::: PROVIDED DATA :::

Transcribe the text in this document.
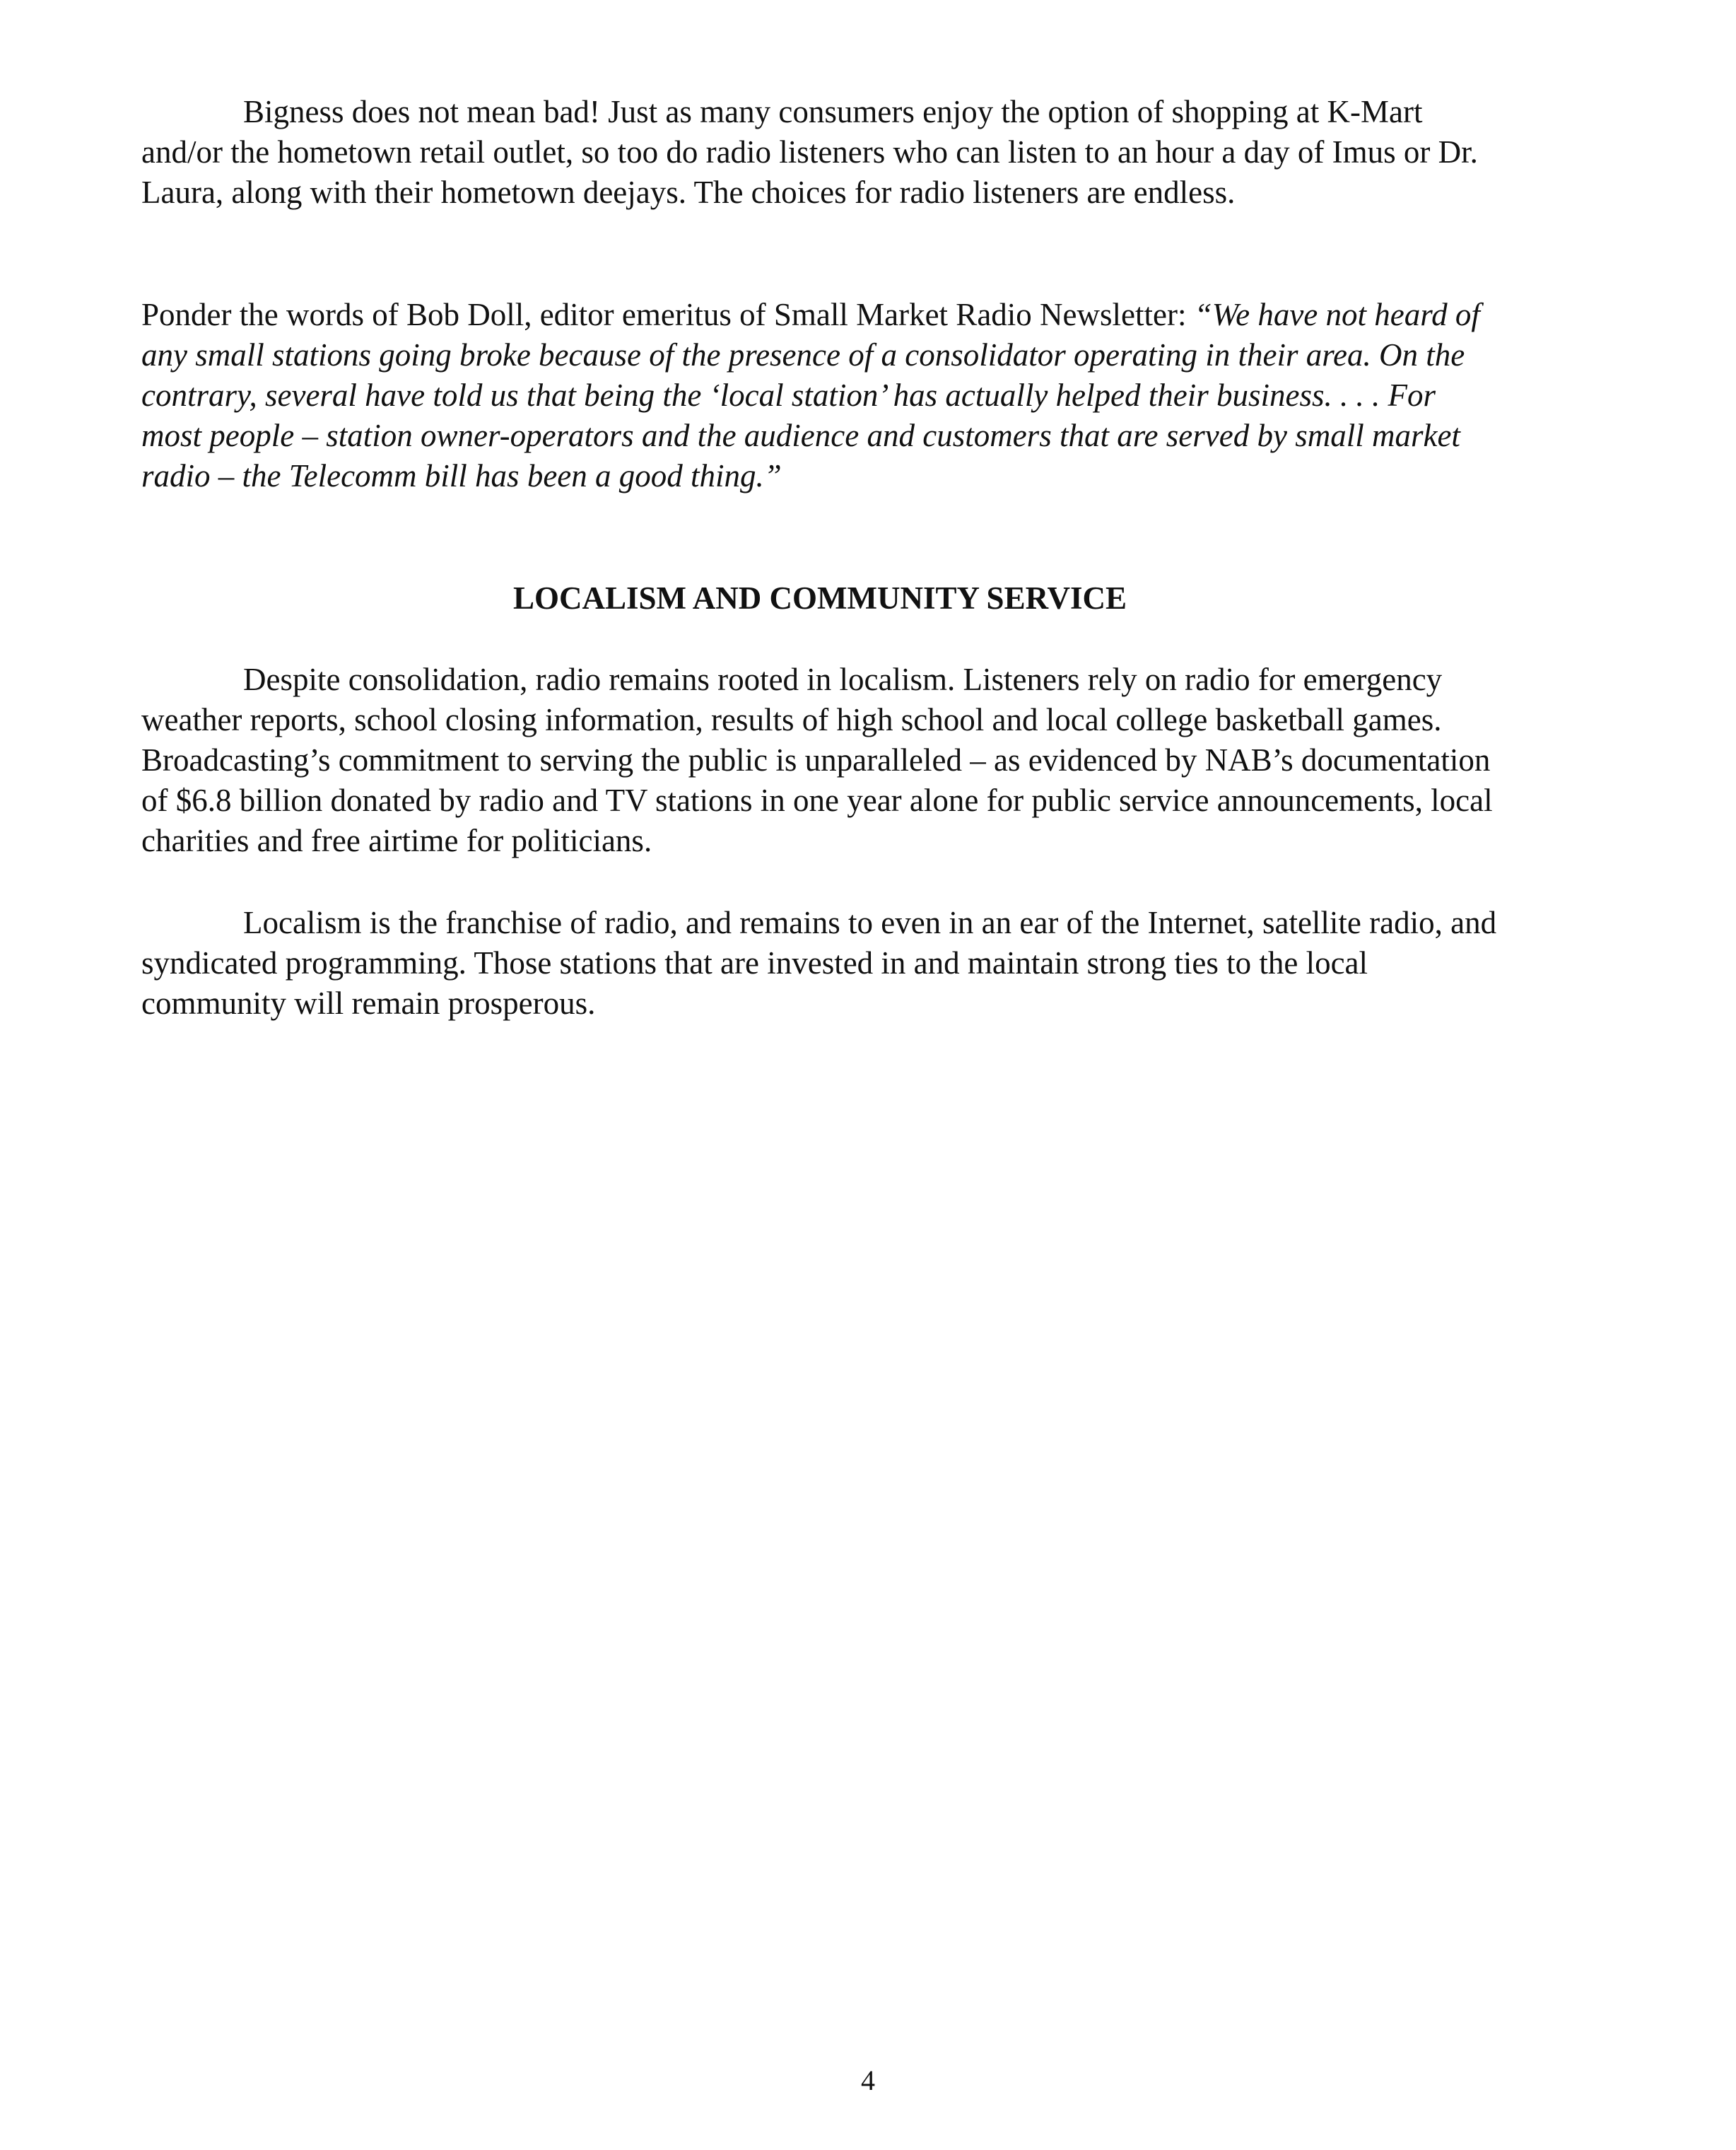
Bigness does not mean bad! Just as many consumers enjoy the option of shopping at K-Mart and/or the hometown retail outlet, so too do radio listeners who can listen to an hour a day of Imus or Dr. Laura, along with their hometown deejays. The choices for radio listeners are endless.

Ponder the words of Bob Doll, editor emeritus of Small Market Radio Newsletter: “We have not heard of any small stations going broke because of the presence of a consolidator operating in their area. On the contrary, several have told us that being the ‘local station’ has actually helped their business. . . . For most people – station owner-operators and the audience and customers that are served by small market radio – the Telecomm bill has been a good thing.”

LOCALISM AND COMMUNITY SERVICE

Despite consolidation, radio remains rooted in localism. Listeners rely on radio for emergency weather reports, school closing information, results of high school and local college basketball games. Broadcasting’s commitment to serving the public is unparalleled – as evidenced by NAB’s documentation of $6.8 billion donated by radio and TV stations in one year alone for public service announcements, local charities and free airtime for politicians.

Localism is the franchise of radio, and remains to even in an ear of the Internet, satellite radio, and syndicated programming. Those stations that are invested in and maintain strong ties to the local community will remain prosperous.

4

:::

Each record above must be returned exactly as written, with its pictures omitted.

Transcribe the text in this document.
Bigness does not mean bad! Just as many consumers enjoy the option of shopping at K-Mart and/or the hometown retail outlet, so too do radio listeners who can listen to an hour a day of Imus or Dr. Laura, along with their hometown deejays. The choices for radio listeners are endless.

Ponder the words of Bob Doll, editor emeritus of Small Market Radio Newsletter: “We have not heard of any small stations going broke because of the presence of a consolidator operating in their area. On the contrary, several have told us that being the ‘local station’ has actually helped their business. . . . For most people – station owner-operators and the audience and customers that are served by small market radio – the Telecomm bill has been a good thing.”

LOCALISM AND COMMUNITY SERVICE

Despite consolidation, radio remains rooted in localism. Listeners rely on radio for emergency weather reports, school closing information, results of high school and local college basketball games. Broadcasting’s commitment to serving the public is unparalleled – as evidenced by NAB’s documentation of $6.8 billion donated by radio and TV stations in one year alone for public service announcements, local charities and free airtime for politicians.

Localism is the franchise of radio, and remains to even in an ear of the Internet, satellite radio, and syndicated programming. Those stations that are invested in and maintain strong ties to the local community will remain prosperous.

4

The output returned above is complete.